*Fragmento del documento*:
____________

Hasta que se desvela la intriga
para dar lugar a una segunda parte mucho más pasional. Simone Weill es hija de
unos inmigrantes chinos. Su presencia se suma a las extrañezas del Caribe.
Asiática, erudita y lesbiana en una isla tan carnal, y enamorada del
protagonista, con quien comienza una relación en la que el exceso de celo y de
cuidados define los límites. El protagonista pisa flojo, porque desconoce el
terreno, porque no sabe cuáles deben ser las reglas a seguir para que el amor
perdure. Y su deseo es que perdure. A través de ella, conocerá el atrevimiento
del arte de intervención en la calle o la vida de las familias inmigrantes.
Acariciará su piel y llegará al punto de ebullición del deseo. Pero la
culminación de la carnalidad se va retrasando y poco a poco se convierte en una
obsesión del protagonista. Y de nuevo el amor vuelve a ser una lucha entre la
realidad y el deseo, y por tanto poesía. El platonismo es una caldera
trabajando a todo vapor. Pero también la caldera genital es algo que no podemos
negar y el intento de equilibrio se convertirá en el tema de la novela, cuyo
desenlace pertenece al terreno de la nostalgia, pero no al del pasado. No
desvelamos más. Nos limitaremos a invitarles a leer para conocer el talento de
un autor capaz de manejar esta situación, estos personajes, este escenario.
Los países invisibles
Eduardo
Lalo
Fórcola
Madrid,
2016
150
páginas
Lo
invisible, maldita sea, es sólido. Hasta un país, por muy invisible que sea, es
sólido. Lo que tal vez no se solidifique sea un viaje. Un viaje es éter. Nada.
Al menos eso parece decir, por momentos, Eduardo Lalo (Cuba, 1960). Porque o lo
que uno ve en el viaje es lo mismo que se encuentra en cualquier lugar del
mundo, o lo que está visitando se ha convertido en un parque temático. En
cualquiera de los dos casos, uno no ve lo singular. El propio Eduardo Lalo no
tiene ningún rubor a la hora de confesar que en algún lugar del mundo -Londres,
Venecia, Madrid, Valencia- ha comido en un McDonalds. Ese restaurante es tan
global como los top manta vendiendo imitaciones de los productos
más caros que los ricos ambicionan en todo el mundo. Lo que finalmente sucede,
nos viene a decir el autor, es que lo hipervisible termina por no verse.

____________

*Objetivo del ejercicio*: Reproduce sin cambios el pasaje de la reseña que va desde "Los países invisibles" hasta "es éter. Nada.".

*Registros almacenados del conjunto de datos*:
____________

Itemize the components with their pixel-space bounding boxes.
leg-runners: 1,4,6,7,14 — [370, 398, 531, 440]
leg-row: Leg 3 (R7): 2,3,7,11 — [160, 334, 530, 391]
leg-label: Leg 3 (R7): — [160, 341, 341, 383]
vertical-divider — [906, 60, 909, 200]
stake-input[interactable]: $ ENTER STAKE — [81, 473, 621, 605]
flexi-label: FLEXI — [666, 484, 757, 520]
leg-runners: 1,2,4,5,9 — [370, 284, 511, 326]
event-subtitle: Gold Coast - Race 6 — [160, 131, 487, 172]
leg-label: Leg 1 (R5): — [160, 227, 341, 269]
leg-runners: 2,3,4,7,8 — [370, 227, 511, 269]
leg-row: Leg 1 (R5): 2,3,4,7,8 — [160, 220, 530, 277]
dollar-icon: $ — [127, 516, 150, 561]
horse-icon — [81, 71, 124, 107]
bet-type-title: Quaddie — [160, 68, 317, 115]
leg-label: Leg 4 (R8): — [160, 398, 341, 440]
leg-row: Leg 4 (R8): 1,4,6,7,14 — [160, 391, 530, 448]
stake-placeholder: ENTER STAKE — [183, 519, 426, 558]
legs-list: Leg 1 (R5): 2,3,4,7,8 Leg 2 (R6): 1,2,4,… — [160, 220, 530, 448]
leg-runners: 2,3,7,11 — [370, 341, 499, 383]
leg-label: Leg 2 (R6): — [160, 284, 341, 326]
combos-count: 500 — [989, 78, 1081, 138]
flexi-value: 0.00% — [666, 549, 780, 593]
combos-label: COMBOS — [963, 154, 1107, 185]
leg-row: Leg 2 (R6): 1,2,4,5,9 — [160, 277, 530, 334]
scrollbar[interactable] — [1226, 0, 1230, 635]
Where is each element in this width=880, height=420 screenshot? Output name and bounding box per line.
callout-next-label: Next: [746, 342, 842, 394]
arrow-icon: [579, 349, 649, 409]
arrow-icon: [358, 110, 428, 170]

____________

*Resultado de la tarea*:
Los países invisibles
Eduardo
Lalo
Fórcola
Madrid,
2016
150
páginas
Lo
invisible, maldita sea, es sólido. Hasta un país, por muy invisible que sea, es
sólido. Lo que tal vez no se solidifique sea un viaje. Un viaje es éter. Nada.